** START OF ITEMS **

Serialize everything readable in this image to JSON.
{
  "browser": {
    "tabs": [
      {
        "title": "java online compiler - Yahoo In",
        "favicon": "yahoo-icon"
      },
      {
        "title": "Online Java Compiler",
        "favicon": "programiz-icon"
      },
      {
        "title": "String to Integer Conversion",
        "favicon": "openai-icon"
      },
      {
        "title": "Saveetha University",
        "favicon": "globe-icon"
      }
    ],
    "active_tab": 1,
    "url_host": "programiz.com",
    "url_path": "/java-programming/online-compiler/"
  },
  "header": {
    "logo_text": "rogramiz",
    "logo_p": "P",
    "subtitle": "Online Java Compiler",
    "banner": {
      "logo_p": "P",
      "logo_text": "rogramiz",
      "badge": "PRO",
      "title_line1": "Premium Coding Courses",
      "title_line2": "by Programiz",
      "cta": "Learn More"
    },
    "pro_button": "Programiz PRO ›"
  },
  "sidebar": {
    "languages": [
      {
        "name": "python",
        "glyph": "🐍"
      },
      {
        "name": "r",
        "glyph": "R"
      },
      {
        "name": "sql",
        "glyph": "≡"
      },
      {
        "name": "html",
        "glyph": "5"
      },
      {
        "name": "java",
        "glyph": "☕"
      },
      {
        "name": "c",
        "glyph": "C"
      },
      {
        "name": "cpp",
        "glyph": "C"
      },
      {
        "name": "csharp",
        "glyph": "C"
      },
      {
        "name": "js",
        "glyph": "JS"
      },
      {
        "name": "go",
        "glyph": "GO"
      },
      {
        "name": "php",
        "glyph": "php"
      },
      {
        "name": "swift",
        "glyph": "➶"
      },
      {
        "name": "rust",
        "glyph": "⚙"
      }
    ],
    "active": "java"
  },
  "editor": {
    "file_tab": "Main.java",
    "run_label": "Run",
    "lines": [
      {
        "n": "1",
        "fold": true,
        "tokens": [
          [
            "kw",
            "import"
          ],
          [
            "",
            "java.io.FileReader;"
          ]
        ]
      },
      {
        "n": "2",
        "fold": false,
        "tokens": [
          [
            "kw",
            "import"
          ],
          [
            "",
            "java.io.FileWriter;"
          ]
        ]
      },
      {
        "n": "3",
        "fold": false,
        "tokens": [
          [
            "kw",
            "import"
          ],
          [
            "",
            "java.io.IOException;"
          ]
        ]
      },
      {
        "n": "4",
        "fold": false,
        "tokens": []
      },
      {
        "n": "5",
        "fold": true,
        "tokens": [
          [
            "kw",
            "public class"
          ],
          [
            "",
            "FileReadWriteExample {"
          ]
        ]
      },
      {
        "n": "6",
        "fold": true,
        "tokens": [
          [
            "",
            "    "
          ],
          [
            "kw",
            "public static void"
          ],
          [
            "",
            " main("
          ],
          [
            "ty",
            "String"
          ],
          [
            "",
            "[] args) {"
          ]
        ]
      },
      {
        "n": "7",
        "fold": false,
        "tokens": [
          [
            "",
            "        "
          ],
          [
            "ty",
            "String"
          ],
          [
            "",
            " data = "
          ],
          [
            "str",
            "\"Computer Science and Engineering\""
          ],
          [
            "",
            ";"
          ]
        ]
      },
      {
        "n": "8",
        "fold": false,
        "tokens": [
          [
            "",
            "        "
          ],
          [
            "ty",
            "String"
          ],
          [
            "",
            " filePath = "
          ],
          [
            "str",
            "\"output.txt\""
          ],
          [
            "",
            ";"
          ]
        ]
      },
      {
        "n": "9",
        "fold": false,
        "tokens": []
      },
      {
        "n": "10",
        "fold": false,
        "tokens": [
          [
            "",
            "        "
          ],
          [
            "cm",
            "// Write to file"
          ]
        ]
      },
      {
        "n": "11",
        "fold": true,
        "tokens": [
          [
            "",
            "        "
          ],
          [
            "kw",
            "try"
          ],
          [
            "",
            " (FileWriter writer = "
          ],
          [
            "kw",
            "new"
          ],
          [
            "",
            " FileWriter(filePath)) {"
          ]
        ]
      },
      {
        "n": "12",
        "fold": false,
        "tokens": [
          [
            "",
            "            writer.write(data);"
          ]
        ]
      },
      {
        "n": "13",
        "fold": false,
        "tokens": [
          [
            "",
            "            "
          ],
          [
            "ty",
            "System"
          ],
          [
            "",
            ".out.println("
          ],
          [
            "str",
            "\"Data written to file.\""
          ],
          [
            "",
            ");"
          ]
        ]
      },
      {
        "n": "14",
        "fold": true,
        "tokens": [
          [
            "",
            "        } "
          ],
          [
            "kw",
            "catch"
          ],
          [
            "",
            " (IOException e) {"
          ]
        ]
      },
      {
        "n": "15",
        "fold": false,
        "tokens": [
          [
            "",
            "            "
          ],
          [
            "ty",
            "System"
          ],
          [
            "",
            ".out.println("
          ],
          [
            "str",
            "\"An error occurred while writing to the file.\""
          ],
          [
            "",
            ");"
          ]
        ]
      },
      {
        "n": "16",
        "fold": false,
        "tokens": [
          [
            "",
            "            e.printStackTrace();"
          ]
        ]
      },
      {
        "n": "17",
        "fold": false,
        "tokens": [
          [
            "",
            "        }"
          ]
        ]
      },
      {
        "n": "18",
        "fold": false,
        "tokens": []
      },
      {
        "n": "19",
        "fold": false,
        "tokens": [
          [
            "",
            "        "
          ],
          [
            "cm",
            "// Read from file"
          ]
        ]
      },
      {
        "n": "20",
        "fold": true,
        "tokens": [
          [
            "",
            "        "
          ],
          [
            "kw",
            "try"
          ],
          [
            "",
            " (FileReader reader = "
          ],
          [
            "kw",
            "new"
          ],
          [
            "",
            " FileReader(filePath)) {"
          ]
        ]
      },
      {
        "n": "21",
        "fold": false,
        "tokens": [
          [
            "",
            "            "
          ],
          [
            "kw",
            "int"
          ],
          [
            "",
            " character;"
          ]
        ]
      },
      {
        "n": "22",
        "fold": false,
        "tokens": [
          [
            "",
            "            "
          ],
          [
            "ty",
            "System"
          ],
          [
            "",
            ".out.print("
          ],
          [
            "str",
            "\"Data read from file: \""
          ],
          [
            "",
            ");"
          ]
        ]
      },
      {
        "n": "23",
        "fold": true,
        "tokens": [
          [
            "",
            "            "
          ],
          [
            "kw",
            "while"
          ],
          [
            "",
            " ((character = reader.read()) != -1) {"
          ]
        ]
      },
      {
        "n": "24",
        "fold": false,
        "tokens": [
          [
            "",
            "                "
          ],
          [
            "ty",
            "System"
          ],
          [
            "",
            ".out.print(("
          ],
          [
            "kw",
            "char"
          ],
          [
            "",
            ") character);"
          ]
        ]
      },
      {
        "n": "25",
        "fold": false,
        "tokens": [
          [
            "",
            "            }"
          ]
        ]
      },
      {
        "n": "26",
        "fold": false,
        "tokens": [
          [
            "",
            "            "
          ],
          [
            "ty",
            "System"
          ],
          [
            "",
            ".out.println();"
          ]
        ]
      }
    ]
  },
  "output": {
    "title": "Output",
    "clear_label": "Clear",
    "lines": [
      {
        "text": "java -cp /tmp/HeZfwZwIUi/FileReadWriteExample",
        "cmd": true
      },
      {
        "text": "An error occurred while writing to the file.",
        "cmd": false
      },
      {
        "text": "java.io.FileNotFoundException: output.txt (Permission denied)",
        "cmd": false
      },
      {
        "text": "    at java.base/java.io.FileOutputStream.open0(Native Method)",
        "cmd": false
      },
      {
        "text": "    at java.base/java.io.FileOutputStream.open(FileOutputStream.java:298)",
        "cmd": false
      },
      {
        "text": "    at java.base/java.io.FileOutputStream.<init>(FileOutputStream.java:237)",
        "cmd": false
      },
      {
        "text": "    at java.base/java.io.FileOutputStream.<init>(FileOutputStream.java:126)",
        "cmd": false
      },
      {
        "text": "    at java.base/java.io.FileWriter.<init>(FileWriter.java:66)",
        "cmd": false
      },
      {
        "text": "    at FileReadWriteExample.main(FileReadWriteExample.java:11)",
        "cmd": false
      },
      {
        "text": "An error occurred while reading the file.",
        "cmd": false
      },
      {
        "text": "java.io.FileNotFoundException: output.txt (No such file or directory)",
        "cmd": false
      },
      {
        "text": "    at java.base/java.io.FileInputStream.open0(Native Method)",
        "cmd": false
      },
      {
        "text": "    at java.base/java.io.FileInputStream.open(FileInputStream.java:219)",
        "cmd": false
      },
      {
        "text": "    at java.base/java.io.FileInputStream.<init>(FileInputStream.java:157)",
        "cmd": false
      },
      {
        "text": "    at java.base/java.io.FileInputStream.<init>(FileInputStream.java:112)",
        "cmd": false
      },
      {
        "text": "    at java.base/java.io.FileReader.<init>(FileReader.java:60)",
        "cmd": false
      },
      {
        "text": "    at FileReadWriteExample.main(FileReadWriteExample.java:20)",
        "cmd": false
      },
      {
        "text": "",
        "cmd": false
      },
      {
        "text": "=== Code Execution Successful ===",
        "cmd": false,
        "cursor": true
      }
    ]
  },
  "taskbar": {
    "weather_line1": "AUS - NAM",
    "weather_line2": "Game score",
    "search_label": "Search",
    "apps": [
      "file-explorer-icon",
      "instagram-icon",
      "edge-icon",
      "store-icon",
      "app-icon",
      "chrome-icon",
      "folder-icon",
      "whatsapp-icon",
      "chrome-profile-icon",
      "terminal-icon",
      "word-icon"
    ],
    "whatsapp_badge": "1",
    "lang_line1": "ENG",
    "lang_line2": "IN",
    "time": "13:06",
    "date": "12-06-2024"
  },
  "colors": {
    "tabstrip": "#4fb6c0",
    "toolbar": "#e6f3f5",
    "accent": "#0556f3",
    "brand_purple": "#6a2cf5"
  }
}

** END OF ITEMS **
** START OF ITEMS **

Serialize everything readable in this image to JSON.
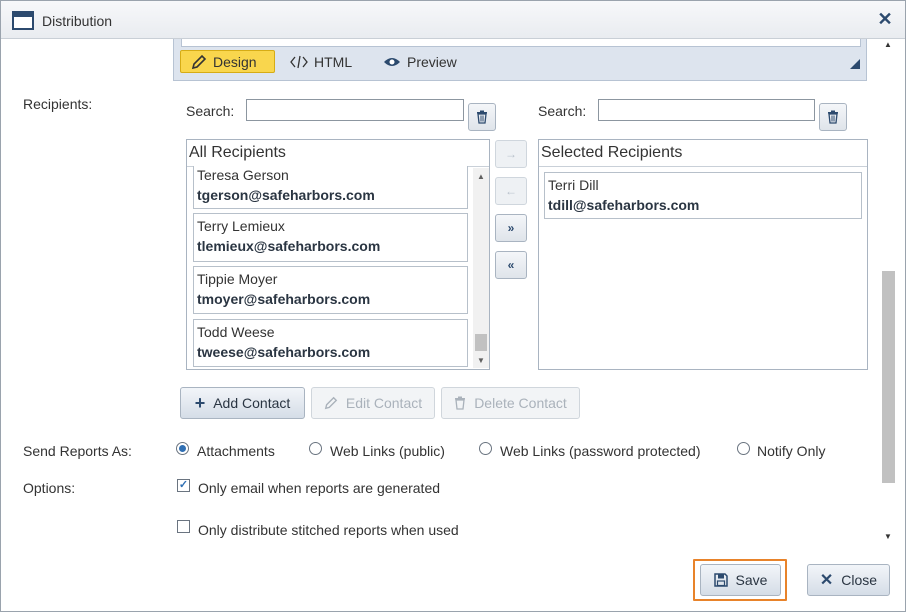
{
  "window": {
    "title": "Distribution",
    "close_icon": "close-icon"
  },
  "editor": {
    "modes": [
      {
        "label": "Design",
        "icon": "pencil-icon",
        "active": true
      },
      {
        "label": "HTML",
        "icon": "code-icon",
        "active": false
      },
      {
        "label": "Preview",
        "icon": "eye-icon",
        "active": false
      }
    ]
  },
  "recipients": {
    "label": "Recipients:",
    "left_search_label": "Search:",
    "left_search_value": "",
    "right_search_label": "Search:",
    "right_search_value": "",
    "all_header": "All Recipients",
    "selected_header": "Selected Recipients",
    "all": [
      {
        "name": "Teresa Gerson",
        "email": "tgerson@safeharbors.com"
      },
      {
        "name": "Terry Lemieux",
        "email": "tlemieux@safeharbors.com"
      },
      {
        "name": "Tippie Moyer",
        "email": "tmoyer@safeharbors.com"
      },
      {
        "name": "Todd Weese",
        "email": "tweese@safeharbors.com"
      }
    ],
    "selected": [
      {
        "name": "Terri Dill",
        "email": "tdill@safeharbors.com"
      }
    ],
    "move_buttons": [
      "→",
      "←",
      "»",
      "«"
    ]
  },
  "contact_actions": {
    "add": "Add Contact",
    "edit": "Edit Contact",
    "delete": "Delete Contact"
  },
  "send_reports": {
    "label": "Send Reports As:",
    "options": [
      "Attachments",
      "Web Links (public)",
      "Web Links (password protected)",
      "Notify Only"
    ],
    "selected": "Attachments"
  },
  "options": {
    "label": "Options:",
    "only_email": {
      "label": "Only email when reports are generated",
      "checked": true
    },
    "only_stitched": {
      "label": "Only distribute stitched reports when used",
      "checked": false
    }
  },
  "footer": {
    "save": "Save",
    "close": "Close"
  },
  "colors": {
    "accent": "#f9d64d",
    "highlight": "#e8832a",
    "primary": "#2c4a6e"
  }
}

** END OF ITEMS **
** START OF ITEMS **

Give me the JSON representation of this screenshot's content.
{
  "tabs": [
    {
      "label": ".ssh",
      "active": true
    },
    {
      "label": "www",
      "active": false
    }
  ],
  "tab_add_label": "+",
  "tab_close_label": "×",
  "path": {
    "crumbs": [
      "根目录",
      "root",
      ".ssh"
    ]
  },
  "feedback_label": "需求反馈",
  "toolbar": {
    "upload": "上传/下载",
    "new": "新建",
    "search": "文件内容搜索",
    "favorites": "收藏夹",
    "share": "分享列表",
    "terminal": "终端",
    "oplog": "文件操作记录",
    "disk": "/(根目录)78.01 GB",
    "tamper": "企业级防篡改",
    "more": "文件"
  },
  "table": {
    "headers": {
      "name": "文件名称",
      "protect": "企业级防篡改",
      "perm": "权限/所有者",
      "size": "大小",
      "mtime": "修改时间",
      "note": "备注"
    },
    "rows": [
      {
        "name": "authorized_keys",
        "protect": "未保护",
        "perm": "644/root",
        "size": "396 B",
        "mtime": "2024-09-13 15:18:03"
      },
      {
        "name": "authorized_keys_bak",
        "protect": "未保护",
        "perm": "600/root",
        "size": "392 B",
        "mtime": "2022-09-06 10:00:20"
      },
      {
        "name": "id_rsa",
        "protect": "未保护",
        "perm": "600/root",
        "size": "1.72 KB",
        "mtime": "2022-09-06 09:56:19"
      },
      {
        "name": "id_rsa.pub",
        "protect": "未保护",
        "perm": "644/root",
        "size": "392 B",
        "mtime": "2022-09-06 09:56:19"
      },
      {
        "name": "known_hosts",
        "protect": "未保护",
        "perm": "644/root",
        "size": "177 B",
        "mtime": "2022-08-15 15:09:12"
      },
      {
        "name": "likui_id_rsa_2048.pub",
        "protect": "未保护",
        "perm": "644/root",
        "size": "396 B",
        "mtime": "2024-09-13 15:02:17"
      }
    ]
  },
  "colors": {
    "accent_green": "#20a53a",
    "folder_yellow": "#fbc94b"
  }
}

** END OF ITEMS **

WHAT THIS TASK INVOLVES: Take each line of the material that contains the word "filePath" and list it.

RESPONSE TO THIS TASK:
            " filePath = "
            " FileWriter(filePath)) {"
            " FileReader(filePath)) {"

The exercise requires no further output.